- TASK STATEMENT:
Pick out all lines with the word "お酒好きが高じて様々な店をまわる中で気づけば料理人の道へ" from the records that follow.

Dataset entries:
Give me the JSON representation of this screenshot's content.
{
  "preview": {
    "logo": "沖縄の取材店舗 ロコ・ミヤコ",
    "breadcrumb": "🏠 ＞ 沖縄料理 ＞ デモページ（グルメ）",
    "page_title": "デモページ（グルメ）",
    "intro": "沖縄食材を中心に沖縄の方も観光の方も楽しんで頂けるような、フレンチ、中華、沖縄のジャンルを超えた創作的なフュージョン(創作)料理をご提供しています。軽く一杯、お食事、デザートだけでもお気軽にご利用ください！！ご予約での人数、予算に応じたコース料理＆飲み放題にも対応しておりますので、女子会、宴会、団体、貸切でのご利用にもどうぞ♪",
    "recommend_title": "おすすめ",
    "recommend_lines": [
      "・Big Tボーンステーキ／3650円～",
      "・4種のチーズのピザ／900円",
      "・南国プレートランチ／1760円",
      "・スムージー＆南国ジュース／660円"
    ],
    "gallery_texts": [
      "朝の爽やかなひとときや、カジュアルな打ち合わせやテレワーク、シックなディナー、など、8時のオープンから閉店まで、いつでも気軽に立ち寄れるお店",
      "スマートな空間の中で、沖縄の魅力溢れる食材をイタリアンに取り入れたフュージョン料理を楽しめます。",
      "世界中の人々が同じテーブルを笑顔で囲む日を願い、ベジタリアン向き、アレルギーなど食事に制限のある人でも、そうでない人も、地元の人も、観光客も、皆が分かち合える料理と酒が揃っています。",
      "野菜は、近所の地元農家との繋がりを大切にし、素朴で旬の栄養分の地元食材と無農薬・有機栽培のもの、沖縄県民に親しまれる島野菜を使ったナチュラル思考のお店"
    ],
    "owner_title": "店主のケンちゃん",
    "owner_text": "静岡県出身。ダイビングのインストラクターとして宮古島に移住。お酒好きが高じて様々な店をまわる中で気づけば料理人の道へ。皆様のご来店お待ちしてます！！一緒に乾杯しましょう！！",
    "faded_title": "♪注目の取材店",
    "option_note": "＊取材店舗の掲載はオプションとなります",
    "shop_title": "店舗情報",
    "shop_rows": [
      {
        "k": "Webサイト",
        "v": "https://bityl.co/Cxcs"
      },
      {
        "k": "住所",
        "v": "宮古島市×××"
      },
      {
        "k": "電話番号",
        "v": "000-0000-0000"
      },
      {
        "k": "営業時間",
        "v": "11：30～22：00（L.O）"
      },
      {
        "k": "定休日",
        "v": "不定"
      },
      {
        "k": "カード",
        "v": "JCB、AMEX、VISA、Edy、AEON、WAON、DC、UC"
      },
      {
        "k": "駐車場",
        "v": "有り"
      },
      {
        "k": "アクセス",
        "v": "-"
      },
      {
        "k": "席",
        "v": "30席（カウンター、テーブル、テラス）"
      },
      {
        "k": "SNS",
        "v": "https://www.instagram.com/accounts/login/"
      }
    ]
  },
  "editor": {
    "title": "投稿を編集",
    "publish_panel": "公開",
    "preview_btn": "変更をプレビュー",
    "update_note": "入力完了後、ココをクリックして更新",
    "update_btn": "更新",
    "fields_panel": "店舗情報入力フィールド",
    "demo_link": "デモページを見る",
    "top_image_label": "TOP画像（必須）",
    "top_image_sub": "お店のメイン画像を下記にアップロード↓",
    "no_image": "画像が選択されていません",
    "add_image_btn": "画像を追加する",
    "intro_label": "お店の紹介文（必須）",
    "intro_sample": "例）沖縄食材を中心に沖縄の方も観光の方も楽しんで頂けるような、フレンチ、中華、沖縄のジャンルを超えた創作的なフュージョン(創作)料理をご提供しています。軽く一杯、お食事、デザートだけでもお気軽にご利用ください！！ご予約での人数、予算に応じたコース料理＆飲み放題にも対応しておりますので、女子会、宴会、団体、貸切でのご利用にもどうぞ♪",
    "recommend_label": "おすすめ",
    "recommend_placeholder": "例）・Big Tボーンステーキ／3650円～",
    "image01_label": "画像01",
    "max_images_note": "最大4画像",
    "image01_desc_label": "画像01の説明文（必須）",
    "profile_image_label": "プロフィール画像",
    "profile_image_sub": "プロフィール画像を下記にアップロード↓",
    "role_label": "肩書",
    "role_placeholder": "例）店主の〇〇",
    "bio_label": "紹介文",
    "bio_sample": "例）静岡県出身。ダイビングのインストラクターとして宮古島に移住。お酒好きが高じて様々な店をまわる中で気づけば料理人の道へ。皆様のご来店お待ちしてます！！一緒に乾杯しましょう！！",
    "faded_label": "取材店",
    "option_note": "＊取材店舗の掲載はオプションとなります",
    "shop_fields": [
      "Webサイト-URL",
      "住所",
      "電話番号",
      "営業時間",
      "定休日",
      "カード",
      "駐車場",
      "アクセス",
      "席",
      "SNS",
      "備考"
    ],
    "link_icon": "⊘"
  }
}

- EXERCISE OUTPUT:
    "owner_text": "静岡県出身。ダイビングのインストラクターとして宮古島に移住。お酒好きが高じて様々な店をまわる中で気づけば料理人の道へ。皆様のご来店お待ちしてます！！一緒に乾杯しましょう！！",
    "bio_sample": "例）静岡県出身。ダイビングのインストラクターとして宮古島に移住。お酒好きが高じて様々な店をまわる中で気づけば料理人の道へ。皆様のご来店お待ちしてます！！一緒に乾杯しましょう！！",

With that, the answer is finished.